Please work out how many lines in the material contain "data" and give only that figure.

Source records:
════════════════

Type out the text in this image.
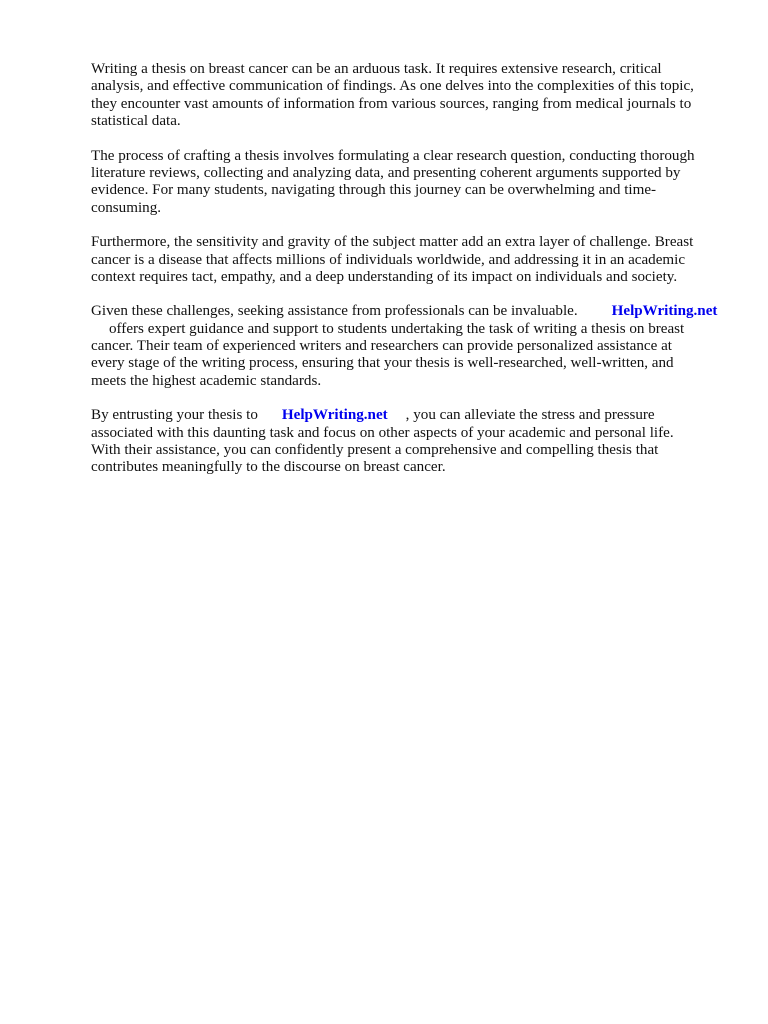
Writing a thesis on breast cancer can be an arduous task. It requires extensive research, critical
analysis, and effective communication of findings. As one delves into the complexities of this topic,
they encounter vast amounts of information from various sources, ranging from medical journals to
statistical data.

The process of crafting a thesis involves formulating a clear research question, conducting thorough
literature reviews, collecting and analyzing data, and presenting coherent arguments supported by
evidence. For many students, navigating through this journey can be overwhelming and time-
consuming.

Furthermore, the sensitivity and gravity of the subject matter add an extra layer of challenge. Breast
cancer is a disease that affects millions of individuals worldwide, and addressing it in an academic
context requires tact, empathy, and a deep understanding of its impact on individuals and society.

Given these challenges, seeking assistance from professionals can be invaluable. HelpWriting.net
offers expert guidance and support to students undertaking the task of writing a thesis on breast
cancer. Their team of experienced writers and researchers can provide personalized assistance at
every stage of the writing process, ensuring that your thesis is well-researched, well-written, and
meets the highest academic standards.

By entrusting your thesis to HelpWriting.net , you can alleviate the stress and pressure
associated with this daunting task and focus on other aspects of your academic and personal life.
With their assistance, you can confidently present a comprehensive and compelling thesis that
contributes meaningfully to the discourse on breast cancer.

════════════════

Full output:
2